## Start

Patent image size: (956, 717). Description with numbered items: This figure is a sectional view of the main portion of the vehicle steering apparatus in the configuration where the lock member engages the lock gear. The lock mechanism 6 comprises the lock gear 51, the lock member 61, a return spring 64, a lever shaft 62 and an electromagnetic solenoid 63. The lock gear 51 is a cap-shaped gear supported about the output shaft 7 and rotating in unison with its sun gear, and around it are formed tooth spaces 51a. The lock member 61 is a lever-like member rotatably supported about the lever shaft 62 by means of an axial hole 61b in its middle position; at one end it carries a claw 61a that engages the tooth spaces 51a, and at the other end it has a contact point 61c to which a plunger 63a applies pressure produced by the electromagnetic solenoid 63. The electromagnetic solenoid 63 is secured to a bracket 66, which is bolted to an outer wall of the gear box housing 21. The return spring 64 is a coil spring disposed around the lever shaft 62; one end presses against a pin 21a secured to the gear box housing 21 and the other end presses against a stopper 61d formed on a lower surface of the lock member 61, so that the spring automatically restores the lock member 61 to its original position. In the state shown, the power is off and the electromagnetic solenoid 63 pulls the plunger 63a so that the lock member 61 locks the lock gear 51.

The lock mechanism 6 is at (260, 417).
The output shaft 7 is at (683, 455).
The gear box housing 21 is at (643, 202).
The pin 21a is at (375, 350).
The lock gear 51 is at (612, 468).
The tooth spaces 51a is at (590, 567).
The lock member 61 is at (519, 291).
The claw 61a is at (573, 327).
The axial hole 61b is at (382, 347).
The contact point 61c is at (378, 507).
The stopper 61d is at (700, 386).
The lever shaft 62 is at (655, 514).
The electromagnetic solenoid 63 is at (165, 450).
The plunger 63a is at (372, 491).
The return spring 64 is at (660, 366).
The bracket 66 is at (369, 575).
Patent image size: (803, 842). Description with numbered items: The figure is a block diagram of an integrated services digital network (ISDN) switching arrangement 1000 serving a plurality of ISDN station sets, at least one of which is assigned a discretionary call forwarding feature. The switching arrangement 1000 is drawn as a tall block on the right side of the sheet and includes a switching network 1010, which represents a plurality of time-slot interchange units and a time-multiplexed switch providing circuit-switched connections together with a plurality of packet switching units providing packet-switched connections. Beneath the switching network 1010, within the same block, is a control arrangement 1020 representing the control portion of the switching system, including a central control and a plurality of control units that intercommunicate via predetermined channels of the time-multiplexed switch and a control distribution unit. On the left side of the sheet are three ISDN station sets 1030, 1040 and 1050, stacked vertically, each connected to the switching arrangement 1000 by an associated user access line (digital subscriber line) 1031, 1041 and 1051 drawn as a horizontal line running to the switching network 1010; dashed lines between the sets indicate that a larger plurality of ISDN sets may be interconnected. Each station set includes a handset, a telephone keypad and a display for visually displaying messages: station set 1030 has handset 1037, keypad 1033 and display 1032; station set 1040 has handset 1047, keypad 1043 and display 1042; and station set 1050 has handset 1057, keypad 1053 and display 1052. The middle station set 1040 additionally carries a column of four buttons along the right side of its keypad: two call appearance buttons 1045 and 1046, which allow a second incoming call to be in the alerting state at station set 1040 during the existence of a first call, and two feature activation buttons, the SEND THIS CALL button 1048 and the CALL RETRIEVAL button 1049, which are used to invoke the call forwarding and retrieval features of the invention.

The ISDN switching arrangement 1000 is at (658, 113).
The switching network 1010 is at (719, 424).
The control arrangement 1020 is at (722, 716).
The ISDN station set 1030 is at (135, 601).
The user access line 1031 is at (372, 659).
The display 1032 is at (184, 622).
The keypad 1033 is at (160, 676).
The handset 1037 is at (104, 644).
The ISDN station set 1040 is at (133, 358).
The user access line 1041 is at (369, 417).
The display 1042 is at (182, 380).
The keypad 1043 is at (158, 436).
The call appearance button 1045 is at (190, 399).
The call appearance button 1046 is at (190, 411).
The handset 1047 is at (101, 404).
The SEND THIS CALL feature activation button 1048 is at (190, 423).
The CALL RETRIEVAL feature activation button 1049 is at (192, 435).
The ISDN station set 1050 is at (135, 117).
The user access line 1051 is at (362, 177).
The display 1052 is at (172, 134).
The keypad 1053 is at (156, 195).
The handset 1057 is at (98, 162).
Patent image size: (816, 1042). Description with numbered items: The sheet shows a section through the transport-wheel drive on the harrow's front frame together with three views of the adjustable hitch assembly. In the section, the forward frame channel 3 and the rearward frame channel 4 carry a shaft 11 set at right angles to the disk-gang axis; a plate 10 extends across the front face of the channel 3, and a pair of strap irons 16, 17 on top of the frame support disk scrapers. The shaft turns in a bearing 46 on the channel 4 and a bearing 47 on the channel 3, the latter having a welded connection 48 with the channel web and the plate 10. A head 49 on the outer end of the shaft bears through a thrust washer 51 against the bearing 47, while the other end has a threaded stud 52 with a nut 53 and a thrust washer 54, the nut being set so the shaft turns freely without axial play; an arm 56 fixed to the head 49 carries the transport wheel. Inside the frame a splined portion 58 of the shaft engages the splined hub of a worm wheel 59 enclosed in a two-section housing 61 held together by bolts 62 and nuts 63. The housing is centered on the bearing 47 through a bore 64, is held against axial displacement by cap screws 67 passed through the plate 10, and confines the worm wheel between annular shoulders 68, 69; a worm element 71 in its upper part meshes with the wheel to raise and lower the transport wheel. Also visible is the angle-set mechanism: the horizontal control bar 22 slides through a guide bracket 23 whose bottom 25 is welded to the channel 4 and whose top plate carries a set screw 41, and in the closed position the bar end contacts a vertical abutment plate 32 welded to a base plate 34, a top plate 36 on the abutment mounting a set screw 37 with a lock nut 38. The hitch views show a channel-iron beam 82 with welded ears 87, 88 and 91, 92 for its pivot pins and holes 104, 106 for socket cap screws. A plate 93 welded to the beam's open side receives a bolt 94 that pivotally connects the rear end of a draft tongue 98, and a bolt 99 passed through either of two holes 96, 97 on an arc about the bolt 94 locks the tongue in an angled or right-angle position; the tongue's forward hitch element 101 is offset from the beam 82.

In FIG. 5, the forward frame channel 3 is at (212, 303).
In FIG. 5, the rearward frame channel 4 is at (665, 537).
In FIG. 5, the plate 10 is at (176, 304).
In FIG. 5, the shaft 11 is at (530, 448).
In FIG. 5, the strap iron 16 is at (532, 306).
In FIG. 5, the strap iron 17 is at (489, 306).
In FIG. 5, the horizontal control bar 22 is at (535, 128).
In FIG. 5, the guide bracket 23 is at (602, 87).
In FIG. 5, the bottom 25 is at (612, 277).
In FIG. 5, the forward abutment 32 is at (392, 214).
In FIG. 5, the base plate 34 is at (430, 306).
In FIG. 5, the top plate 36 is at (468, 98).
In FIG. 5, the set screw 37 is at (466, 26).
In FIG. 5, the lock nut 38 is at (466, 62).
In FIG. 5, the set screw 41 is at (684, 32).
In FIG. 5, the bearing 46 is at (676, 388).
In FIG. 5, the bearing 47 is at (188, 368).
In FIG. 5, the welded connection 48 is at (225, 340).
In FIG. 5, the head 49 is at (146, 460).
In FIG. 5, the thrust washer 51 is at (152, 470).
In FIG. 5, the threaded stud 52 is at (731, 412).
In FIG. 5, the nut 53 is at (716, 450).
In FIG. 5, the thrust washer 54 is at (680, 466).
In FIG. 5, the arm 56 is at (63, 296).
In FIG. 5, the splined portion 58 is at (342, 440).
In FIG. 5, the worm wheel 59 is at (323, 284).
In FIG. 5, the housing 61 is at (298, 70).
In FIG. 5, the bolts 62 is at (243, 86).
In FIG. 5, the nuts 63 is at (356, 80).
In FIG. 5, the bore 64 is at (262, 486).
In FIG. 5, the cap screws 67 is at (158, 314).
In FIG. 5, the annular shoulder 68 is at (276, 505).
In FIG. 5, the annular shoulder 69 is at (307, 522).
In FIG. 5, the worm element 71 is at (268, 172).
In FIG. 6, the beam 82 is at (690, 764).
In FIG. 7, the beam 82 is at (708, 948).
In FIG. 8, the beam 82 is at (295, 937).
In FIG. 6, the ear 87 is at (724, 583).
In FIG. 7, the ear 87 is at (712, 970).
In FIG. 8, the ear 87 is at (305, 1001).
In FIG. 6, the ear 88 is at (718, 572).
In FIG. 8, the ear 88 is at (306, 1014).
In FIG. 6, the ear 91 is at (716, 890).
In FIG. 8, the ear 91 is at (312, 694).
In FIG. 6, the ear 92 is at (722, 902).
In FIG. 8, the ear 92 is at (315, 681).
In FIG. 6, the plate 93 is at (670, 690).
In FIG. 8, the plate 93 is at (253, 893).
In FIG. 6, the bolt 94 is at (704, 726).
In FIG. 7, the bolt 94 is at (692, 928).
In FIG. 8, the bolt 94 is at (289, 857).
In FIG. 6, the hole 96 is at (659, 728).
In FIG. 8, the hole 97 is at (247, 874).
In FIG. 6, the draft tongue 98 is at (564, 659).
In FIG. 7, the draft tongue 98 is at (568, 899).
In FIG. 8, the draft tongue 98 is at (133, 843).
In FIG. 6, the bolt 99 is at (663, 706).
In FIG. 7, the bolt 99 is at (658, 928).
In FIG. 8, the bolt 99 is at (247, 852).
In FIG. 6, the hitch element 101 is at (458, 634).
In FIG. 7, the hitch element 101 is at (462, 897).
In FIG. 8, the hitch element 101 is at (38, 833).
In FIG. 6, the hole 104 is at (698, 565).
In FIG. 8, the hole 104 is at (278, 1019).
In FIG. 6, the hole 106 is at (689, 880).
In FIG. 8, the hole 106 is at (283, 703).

## End

* [DESCRIPTION OF THE TASK]: Rewrite the stretch from the start of the material through the line that contains "The stopper 61d is at (700, 386).", swapping "steering apparatus" for "steering device" and keeping every other word the same.

* [RESULT FOR THIS TASK]:
Patent image size: (956, 717). Description with numbered items: This figure is a sectional view of the main portion of the vehicle steering device in the configuration where the lock member engages the lock gear. The lock mechanism 6 comprises the lock gear 51, the lock member 61, a return spring 64, a lever shaft 62 and an electromagnetic solenoid 63. The lock gear 51 is a cap-shaped gear supported about the output shaft 7 and rotating in unison with its sun gear, and around it are formed tooth spaces 51a. The lock member 61 is a lever-like member rotatably supported about the lever shaft 62 by means of an axial hole 61b in its middle position; at one end it carries a claw 61a that engages the tooth spaces 51a, and at the other end it has a contact point 61c to which a plunger 63a applies pressure produced by the electromagnetic solenoid 63. The electromagnetic solenoid 63 is secured to a bracket 66, which is bolted to an outer wall of the gear box housing 21. The return spring 64 is a coil spring disposed around the lever shaft 62; one end presses against a pin 21a secured to the gear box housing 21 and the other end presses against a stopper 61d formed on a lower surface of the lock member 61, so that the spring automatically restores the lock member 61 to its original position. In the state shown, the power is off and the electromagnetic solenoid 63 pulls the plunger 63a so that the lock member 61 locks the lock gear 51.

The lock mechanism 6 is at (260, 417).
The output shaft 7 is at (683, 455).
The gear box housing 21 is at (643, 202).
The pin 21a is at (375, 350).
The lock gear 51 is at (612, 468).
The tooth spaces 51a is at (590, 567).
The lock member 61 is at (519, 291).
The claw 61a is at (573, 327).
The axial hole 61b is at (382, 347).
The contact point 61c is at (378, 507).
The stopper 61d is at (700, 386).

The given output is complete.